== Supplied information ==
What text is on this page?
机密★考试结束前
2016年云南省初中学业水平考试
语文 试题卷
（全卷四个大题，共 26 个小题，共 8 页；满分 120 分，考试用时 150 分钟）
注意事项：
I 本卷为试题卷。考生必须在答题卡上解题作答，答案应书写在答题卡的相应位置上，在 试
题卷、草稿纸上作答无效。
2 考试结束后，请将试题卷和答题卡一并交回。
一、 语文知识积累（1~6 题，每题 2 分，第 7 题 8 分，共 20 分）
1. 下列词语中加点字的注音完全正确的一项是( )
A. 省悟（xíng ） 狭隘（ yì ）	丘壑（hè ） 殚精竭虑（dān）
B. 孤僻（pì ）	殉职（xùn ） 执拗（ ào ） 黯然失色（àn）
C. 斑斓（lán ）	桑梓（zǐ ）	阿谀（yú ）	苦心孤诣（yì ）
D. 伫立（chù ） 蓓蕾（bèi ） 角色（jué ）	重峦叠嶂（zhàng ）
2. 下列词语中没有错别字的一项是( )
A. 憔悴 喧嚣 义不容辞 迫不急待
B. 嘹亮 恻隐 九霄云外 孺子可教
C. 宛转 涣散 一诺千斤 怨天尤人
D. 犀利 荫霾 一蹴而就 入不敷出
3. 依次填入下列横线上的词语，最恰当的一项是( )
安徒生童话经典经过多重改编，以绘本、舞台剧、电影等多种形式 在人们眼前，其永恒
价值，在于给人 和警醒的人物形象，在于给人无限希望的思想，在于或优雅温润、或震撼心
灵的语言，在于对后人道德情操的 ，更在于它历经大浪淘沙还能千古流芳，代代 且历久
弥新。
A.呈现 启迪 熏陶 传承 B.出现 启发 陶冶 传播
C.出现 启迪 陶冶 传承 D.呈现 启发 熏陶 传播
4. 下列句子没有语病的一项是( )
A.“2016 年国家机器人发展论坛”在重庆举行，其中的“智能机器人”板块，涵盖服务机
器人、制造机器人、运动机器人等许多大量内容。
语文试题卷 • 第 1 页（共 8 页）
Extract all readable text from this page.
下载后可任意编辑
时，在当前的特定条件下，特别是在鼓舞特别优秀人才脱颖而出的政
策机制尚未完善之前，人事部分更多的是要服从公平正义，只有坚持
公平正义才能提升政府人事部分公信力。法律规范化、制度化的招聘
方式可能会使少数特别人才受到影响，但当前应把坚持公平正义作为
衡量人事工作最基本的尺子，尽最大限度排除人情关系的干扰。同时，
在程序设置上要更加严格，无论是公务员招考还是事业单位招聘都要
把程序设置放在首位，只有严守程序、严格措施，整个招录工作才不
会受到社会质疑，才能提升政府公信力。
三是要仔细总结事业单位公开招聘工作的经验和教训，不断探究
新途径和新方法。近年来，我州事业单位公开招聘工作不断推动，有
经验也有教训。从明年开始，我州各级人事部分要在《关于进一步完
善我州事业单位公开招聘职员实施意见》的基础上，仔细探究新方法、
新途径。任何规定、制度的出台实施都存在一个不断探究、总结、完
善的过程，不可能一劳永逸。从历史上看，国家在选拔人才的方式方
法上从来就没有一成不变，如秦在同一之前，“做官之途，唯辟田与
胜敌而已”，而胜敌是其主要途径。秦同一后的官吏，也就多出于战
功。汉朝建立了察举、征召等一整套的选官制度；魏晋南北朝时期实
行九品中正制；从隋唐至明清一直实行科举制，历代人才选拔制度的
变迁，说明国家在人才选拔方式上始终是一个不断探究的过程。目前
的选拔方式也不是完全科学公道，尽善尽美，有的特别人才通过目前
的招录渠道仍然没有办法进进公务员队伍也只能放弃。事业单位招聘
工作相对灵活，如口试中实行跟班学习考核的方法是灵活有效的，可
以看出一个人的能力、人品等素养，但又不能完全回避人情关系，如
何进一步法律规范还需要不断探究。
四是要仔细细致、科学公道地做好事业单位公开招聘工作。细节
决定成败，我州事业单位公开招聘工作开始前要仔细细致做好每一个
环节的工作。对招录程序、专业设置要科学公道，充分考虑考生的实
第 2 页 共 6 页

== What is being asked ==
Report all lines of the data that include the word "text".

== Exercise answer ==
What text is on this page?
Extract all readable text from this page.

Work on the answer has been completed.